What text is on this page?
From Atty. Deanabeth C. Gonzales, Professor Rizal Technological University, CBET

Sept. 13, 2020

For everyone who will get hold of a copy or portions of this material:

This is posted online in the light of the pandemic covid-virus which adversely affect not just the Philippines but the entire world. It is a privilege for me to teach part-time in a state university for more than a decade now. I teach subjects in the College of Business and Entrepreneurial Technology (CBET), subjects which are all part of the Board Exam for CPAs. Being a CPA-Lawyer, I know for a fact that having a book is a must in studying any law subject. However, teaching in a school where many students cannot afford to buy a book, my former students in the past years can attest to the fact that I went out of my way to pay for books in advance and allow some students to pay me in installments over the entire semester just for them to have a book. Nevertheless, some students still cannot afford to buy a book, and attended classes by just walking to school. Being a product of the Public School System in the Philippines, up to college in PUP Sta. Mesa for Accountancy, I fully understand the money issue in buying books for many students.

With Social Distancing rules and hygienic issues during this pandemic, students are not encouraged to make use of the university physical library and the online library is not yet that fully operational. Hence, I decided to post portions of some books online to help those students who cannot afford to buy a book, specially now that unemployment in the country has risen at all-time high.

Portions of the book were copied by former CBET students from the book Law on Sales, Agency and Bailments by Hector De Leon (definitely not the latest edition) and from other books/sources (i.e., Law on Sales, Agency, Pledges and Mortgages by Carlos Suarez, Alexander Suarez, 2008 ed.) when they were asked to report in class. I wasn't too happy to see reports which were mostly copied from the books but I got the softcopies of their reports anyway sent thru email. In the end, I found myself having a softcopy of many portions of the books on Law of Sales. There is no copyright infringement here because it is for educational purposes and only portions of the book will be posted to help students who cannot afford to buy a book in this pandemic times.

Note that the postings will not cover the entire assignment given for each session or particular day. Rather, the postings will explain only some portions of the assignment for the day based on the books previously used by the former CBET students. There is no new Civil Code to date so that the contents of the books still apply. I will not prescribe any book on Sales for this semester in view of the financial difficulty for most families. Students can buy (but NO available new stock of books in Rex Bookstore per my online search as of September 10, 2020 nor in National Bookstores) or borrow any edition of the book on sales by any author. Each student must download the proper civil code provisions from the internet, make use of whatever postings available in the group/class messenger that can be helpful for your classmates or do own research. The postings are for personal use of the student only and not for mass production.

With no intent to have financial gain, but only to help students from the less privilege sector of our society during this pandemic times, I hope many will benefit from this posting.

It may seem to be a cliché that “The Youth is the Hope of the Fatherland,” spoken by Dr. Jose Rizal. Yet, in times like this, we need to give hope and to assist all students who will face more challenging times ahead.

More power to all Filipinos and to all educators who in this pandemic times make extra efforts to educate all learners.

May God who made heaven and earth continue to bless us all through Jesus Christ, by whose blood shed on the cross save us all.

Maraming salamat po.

■ **ASSIGNMENT**:
Repeat the listing above exactly, every line of it.

■ **WORKED SOLUTION**:
What text is on this page?
From Atty. Deanabeth C. Gonzales, Professor Rizal Technological University, CBET

Sept. 13, 2020

For everyone who will get hold of a copy or portions of this material:

This is posted online in the light of the pandemic covid-virus which adversely affect not just the Philippines but the entire world. It is a privilege for me to teach part-time in a state university for more than a decade now. I teach subjects in the College of Business and Entrepreneurial Technology (CBET), subjects which are all part of the Board Exam for CPAs. Being a CPA-Lawyer, I know for a fact that having a book is a must in studying any law subject. However, teaching in a school where many students cannot afford to buy a book, my former students in the past years can attest to the fact that I went out of my way to pay for books in advance and allow some students to pay me in installments over the entire semester just for them to have a book. Nevertheless, some students still cannot afford to buy a book, and attended classes by just walking to school. Being a product of the Public School System in the Philippines, up to college in PUP Sta. Mesa for Accountancy, I fully understand the money issue in buying books for many students.

With Social Distancing rules and hygienic issues during this pandemic, students are not encouraged to make use of the university physical library and the online library is not yet that fully operational. Hence, I decided to post portions of some books online to help those students who cannot afford to buy a book, specially now that unemployment in the country has risen at all-time high.

Portions of the book were copied by former CBET students from the book Law on Sales, Agency and Bailments by Hector De Leon (definitely not the latest edition) and from other books/sources (i.e., Law on Sales, Agency, Pledges and Mortgages by Carlos Suarez, Alexander Suarez, 2008 ed.) when they were asked to report in class. I wasn't too happy to see reports which were mostly copied from the books but I got the softcopies of their reports anyway sent thru email. In the end, I found myself having a softcopy of many portions of the books on Law of Sales. There is no copyright infringement here because it is for educational purposes and only portions of the book will be posted to help students who cannot afford to buy a book in this pandemic times.

Note that the postings will not cover the entire assignment given for each session or particular day. Rather, the postings will explain only some portions of the assignment for the day based on the books previously used by the former CBET students. There is no new Civil Code to date so that the contents of the books still apply. I will not prescribe any book on Sales for this semester in view of the financial difficulty for most families. Students can buy (but NO available new stock of books in Rex Bookstore per my online search as of September 10, 2020 nor in National Bookstores) or borrow any edition of the book on sales by any author. Each student must download the proper civil code provisions from the internet, make use of whatever postings available in the group/class messenger that can be helpful for your classmates or do own research. The postings are for personal use of the student only and not for mass production.

With no intent to have financial gain, but only to help students from the less privilege sector of our society during this pandemic times, I hope many will benefit from this posting.

It may seem to be a cliché that “The Youth is the Hope of the Fatherland,” spoken by Dr. Jose Rizal. Yet, in times like this, we need to give hope and to assist all students who will face more challenging times ahead.

More power to all Filipinos and to all educators who in this pandemic times make extra efforts to educate all learners.

May God who made heaven and earth continue to bless us all through Jesus Christ, by whose blood shed on the cross save us all.

Maraming salamat po.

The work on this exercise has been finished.